Information supplied -
=======

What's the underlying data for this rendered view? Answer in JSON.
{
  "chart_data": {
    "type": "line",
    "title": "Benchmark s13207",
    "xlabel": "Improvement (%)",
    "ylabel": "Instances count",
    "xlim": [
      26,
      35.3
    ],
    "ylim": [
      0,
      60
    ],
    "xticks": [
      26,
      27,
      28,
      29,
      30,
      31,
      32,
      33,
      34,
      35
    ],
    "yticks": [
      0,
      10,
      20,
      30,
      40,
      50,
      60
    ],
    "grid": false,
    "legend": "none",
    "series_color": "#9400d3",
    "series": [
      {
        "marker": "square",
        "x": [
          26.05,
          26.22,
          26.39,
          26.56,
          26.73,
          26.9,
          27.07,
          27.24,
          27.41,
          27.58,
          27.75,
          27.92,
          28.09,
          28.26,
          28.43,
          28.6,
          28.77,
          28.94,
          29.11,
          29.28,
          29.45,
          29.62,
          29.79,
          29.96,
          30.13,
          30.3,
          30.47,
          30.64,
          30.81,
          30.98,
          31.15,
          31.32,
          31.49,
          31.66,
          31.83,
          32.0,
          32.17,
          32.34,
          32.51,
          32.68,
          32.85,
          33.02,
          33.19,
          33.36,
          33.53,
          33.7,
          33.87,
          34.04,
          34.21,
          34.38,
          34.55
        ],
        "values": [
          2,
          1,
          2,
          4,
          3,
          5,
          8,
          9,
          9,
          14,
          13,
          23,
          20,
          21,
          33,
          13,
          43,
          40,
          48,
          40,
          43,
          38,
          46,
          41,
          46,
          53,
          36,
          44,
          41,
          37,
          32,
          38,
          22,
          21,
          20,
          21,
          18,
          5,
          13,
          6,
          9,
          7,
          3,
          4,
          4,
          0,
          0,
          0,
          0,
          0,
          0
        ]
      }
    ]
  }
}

=======

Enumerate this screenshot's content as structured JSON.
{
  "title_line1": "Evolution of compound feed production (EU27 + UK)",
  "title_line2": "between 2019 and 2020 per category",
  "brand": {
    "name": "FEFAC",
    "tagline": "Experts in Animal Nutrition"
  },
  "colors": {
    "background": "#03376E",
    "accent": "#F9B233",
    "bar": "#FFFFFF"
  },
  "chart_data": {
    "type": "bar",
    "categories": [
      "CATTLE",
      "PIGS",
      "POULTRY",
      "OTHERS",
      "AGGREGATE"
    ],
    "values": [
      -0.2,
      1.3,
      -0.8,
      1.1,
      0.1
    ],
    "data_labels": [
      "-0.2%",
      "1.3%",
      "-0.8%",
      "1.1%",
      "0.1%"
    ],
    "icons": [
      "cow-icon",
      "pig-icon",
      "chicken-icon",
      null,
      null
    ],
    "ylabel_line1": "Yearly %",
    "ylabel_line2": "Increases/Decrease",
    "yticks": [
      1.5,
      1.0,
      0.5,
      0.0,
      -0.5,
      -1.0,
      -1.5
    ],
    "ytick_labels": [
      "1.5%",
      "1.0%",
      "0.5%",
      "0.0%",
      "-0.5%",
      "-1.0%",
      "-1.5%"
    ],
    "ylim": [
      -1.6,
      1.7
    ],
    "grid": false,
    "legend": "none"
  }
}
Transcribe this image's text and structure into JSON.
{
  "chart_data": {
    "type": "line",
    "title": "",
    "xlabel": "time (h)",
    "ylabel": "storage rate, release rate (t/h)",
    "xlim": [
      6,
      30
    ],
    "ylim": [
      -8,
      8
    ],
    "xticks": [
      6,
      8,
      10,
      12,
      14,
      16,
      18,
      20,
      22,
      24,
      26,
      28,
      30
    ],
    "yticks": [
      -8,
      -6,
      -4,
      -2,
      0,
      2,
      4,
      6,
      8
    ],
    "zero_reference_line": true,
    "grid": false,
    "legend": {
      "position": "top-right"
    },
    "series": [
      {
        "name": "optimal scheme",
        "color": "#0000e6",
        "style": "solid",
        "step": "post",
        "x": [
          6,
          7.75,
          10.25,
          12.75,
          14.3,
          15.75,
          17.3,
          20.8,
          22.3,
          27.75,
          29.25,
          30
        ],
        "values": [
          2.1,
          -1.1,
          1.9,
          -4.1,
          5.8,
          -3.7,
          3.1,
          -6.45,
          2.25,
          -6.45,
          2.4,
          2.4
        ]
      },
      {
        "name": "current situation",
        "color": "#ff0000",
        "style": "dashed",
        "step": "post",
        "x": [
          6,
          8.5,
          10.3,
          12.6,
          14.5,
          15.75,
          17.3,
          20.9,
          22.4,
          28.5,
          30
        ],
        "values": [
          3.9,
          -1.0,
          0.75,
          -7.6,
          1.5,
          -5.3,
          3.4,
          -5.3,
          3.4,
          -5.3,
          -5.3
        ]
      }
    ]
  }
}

=======

Request - Extract lines where the string "name" occurs.

Response -
    "name": "FEFAC",
        "name": "optimal scheme",
        "name": "current situation",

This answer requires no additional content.